>> begin RECORDS FOR THE TASK
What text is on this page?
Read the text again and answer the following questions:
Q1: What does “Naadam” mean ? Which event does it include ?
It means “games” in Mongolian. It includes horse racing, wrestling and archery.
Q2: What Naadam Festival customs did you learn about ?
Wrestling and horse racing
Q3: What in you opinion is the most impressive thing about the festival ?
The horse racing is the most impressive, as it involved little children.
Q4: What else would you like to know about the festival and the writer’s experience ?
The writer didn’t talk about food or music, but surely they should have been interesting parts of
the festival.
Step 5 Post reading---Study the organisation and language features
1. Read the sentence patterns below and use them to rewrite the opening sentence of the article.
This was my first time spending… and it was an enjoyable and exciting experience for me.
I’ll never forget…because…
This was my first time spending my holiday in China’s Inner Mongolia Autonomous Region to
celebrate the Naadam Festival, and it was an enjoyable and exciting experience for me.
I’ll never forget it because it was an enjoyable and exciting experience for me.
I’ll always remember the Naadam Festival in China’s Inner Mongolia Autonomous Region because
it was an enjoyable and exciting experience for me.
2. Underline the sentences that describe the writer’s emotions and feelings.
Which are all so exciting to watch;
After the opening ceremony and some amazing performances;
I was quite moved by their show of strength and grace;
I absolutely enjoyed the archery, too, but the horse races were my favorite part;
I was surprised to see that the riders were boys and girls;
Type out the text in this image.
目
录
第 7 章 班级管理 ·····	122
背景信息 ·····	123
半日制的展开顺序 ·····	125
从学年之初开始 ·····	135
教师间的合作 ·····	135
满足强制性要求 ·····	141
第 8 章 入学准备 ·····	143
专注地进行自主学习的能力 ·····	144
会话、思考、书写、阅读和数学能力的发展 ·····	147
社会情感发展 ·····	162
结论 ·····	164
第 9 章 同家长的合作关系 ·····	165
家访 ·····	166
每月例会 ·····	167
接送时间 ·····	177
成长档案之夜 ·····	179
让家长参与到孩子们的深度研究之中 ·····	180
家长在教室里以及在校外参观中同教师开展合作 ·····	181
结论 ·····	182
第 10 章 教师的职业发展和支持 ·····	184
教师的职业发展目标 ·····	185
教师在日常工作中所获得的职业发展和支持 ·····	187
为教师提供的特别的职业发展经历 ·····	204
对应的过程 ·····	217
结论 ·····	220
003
>> end RECORDS FOR THE TASK
Output all of the data above without any alteration.

◆ **OUTPUT OF THE TASK**:
What text is on this page?
Read the text again and answer the following questions:
Q1: What does “Naadam” mean ? Which event does it include ?
It means “games” in Mongolian. It includes horse racing, wrestling and archery.
Q2: What Naadam Festival customs did you learn about ?
Wrestling and horse racing
Q3: What in you opinion is the most impressive thing about the festival ?
The horse racing is the most impressive, as it involved little children.
Q4: What else would you like to know about the festival and the writer’s experience ?
The writer didn’t talk about food or music, but surely they should have been interesting parts of
the festival.
Step 5 Post reading---Study the organisation and language features
1. Read the sentence patterns below and use them to rewrite the opening sentence of the article.
This was my first time spending… and it was an enjoyable and exciting experience for me.
I’ll never forget…because…
This was my first time spending my holiday in China’s Inner Mongolia Autonomous Region to
celebrate the Naadam Festival, and it was an enjoyable and exciting experience for me.
I’ll never forget it because it was an enjoyable and exciting experience for me.
I’ll always remember the Naadam Festival in China’s Inner Mongolia Autonomous Region because
it was an enjoyable and exciting experience for me.
2. Underline the sentences that describe the writer’s emotions and feelings.
Which are all so exciting to watch;
After the opening ceremony and some amazing performances;
I was quite moved by their show of strength and grace;
I absolutely enjoyed the archery, too, but the horse races were my favorite part;
I was surprised to see that the riders were boys and girls;
Type out the text in this image.
目
录
第 7 章 班级管理 ·····	122
背景信息 ·····	123
半日制的展开顺序 ·····	125
从学年之初开始 ·····	135
教师间的合作 ·····	135
满足强制性要求 ·····	141
第 8 章 入学准备 ·····	143
专注地进行自主学习的能力 ·····	144
会话、思考、书写、阅读和数学能力的发展 ·····	147
社会情感发展 ·····	162
结论 ·····	164
第 9 章 同家长的合作关系 ·····	165
家访 ·····	166
每月例会 ·····	167
接送时间 ·····	177
成长档案之夜 ·····	179
让家长参与到孩子们的深度研究之中 ·····	180
家长在教室里以及在校外参观中同教师开展合作 ·····	181
结论 ·····	182
第 10 章 教师的职业发展和支持 ·····	184
教师的职业发展目标 ·····	185
教师在日常工作中所获得的职业发展和支持 ·····	187
为教师提供的特别的职业发展经历 ·····	204
对应的过程 ·····	217
结论 ·····	220
003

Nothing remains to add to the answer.